■ **GOAL OF THE EXERCISE**: Copy out each line of the material below with no changes.

BEGIN TASK MATERIAL

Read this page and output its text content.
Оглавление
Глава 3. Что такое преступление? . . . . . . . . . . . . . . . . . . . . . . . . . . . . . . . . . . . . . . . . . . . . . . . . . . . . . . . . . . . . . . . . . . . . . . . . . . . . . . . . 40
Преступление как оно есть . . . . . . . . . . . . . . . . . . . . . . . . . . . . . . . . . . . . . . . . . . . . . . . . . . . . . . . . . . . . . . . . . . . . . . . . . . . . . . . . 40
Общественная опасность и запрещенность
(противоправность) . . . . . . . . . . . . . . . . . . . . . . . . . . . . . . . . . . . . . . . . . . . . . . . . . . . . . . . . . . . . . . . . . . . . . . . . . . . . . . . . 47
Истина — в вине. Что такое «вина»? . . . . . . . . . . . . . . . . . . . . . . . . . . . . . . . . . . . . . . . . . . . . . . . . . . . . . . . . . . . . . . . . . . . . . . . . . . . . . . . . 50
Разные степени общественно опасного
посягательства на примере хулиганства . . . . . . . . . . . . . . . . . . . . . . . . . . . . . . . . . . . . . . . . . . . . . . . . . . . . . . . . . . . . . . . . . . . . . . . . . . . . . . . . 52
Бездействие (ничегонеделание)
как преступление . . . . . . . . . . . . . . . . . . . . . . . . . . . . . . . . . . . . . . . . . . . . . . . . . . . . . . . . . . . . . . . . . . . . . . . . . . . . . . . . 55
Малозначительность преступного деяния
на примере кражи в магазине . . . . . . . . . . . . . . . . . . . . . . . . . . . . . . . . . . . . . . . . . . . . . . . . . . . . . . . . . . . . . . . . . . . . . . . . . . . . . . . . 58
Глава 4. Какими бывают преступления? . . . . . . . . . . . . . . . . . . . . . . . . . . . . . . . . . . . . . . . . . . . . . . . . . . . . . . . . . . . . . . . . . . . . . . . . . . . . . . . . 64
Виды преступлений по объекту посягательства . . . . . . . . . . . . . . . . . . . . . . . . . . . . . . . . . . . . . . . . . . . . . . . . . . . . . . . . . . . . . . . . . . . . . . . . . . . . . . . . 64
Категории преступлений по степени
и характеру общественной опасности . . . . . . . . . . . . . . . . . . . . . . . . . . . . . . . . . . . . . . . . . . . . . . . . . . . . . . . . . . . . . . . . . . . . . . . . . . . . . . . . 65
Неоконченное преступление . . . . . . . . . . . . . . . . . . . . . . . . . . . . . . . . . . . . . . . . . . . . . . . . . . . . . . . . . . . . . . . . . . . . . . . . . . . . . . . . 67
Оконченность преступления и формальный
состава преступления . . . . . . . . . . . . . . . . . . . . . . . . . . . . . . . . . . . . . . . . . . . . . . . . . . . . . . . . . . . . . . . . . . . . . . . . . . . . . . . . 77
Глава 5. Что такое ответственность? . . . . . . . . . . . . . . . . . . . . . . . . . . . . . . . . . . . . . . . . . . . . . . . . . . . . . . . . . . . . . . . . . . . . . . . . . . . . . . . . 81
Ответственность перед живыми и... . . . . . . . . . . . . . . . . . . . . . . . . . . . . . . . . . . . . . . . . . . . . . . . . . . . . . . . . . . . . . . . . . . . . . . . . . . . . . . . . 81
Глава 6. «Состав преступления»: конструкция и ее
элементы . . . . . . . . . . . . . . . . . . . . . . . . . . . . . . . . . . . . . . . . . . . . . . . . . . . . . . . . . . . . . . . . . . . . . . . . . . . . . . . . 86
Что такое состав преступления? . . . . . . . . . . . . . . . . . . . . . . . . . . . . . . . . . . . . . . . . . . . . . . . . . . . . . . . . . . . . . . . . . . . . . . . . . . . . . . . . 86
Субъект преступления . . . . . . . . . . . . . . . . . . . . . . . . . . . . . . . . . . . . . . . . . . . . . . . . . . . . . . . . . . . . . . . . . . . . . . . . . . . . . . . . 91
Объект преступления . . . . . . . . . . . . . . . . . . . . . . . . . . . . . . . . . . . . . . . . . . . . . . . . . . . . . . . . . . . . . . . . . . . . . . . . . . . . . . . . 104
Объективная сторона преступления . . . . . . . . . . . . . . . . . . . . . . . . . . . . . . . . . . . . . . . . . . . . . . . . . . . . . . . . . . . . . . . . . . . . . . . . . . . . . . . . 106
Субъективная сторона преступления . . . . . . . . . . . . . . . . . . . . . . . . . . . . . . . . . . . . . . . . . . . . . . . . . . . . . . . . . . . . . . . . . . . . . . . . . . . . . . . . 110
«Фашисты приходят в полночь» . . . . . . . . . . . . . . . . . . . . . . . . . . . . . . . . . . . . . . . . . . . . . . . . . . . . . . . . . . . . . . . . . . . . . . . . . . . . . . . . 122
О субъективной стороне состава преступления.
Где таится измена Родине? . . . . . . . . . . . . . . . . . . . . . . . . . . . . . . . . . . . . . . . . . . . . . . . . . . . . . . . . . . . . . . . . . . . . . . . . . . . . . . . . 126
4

END TASK MATERIAL

■ **EXERCISE OUTPUT**:
Read this page and output its text content.
Оглавление
Глава 3. Что такое преступление? . . . . . . . . . . . . . . . . . . . . . . . . . . . . . . . . . . . . . . . . . . . . . . . . . . . . . . . . . . . . . . . . . . . . . . . . . . . . . . . . 40
Преступление как оно есть . . . . . . . . . . . . . . . . . . . . . . . . . . . . . . . . . . . . . . . . . . . . . . . . . . . . . . . . . . . . . . . . . . . . . . . . . . . . . . . . 40
Общественная опасность и запрещенность
(противоправность) . . . . . . . . . . . . . . . . . . . . . . . . . . . . . . . . . . . . . . . . . . . . . . . . . . . . . . . . . . . . . . . . . . . . . . . . . . . . . . . . 47
Истина — в вине. Что такое «вина»? . . . . . . . . . . . . . . . . . . . . . . . . . . . . . . . . . . . . . . . . . . . . . . . . . . . . . . . . . . . . . . . . . . . . . . . . . . . . . . . . 50
Разные степени общественно опасного
посягательства на примере хулиганства . . . . . . . . . . . . . . . . . . . . . . . . . . . . . . . . . . . . . . . . . . . . . . . . . . . . . . . . . . . . . . . . . . . . . . . . . . . . . . . . 52
Бездействие (ничегонеделание)
как преступление . . . . . . . . . . . . . . . . . . . . . . . . . . . . . . . . . . . . . . . . . . . . . . . . . . . . . . . . . . . . . . . . . . . . . . . . . . . . . . . . 55
Малозначительность преступного деяния
на примере кражи в магазине . . . . . . . . . . . . . . . . . . . . . . . . . . . . . . . . . . . . . . . . . . . . . . . . . . . . . . . . . . . . . . . . . . . . . . . . . . . . . . . . 58
Глава 4. Какими бывают преступления? . . . . . . . . . . . . . . . . . . . . . . . . . . . . . . . . . . . . . . . . . . . . . . . . . . . . . . . . . . . . . . . . . . . . . . . . . . . . . . . . 64
Виды преступлений по объекту посягательства . . . . . . . . . . . . . . . . . . . . . . . . . . . . . . . . . . . . . . . . . . . . . . . . . . . . . . . . . . . . . . . . . . . . . . . . . . . . . . . . 64
Категории преступлений по степени
и характеру общественной опасности . . . . . . . . . . . . . . . . . . . . . . . . . . . . . . . . . . . . . . . . . . . . . . . . . . . . . . . . . . . . . . . . . . . . . . . . . . . . . . . . 65
Неоконченное преступление . . . . . . . . . . . . . . . . . . . . . . . . . . . . . . . . . . . . . . . . . . . . . . . . . . . . . . . . . . . . . . . . . . . . . . . . . . . . . . . . 67
Оконченность преступления и формальный
состава преступления . . . . . . . . . . . . . . . . . . . . . . . . . . . . . . . . . . . . . . . . . . . . . . . . . . . . . . . . . . . . . . . . . . . . . . . . . . . . . . . . 77
Глава 5. Что такое ответственность? . . . . . . . . . . . . . . . . . . . . . . . . . . . . . . . . . . . . . . . . . . . . . . . . . . . . . . . . . . . . . . . . . . . . . . . . . . . . . . . . 81
Ответственность перед живыми и... . . . . . . . . . . . . . . . . . . . . . . . . . . . . . . . . . . . . . . . . . . . . . . . . . . . . . . . . . . . . . . . . . . . . . . . . . . . . . . . . 81
Глава 6. «Состав преступления»: конструкция и ее
элементы . . . . . . . . . . . . . . . . . . . . . . . . . . . . . . . . . . . . . . . . . . . . . . . . . . . . . . . . . . . . . . . . . . . . . . . . . . . . . . . . 86
Что такое состав преступления? . . . . . . . . . . . . . . . . . . . . . . . . . . . . . . . . . . . . . . . . . . . . . . . . . . . . . . . . . . . . . . . . . . . . . . . . . . . . . . . . 86
Субъект преступления . . . . . . . . . . . . . . . . . . . . . . . . . . . . . . . . . . . . . . . . . . . . . . . . . . . . . . . . . . . . . . . . . . . . . . . . . . . . . . . . 91
Объект преступления . . . . . . . . . . . . . . . . . . . . . . . . . . . . . . . . . . . . . . . . . . . . . . . . . . . . . . . . . . . . . . . . . . . . . . . . . . . . . . . . 104
Объективная сторона преступления . . . . . . . . . . . . . . . . . . . . . . . . . . . . . . . . . . . . . . . . . . . . . . . . . . . . . . . . . . . . . . . . . . . . . . . . . . . . . . . . 106
Субъективная сторона преступления . . . . . . . . . . . . . . . . . . . . . . . . . . . . . . . . . . . . . . . . . . . . . . . . . . . . . . . . . . . . . . . . . . . . . . . . . . . . . . . . 110
«Фашисты приходят в полночь» . . . . . . . . . . . . . . . . . . . . . . . . . . . . . . . . . . . . . . . . . . . . . . . . . . . . . . . . . . . . . . . . . . . . . . . . . . . . . . . . 122
О субъективной стороне состава преступления.
Где таится измена Родине? . . . . . . . . . . . . . . . . . . . . . . . . . . . . . . . . . . . . . . . . . . . . . . . . . . . . . . . . . . . . . . . . . . . . . . . . . . . . . . . . 126
4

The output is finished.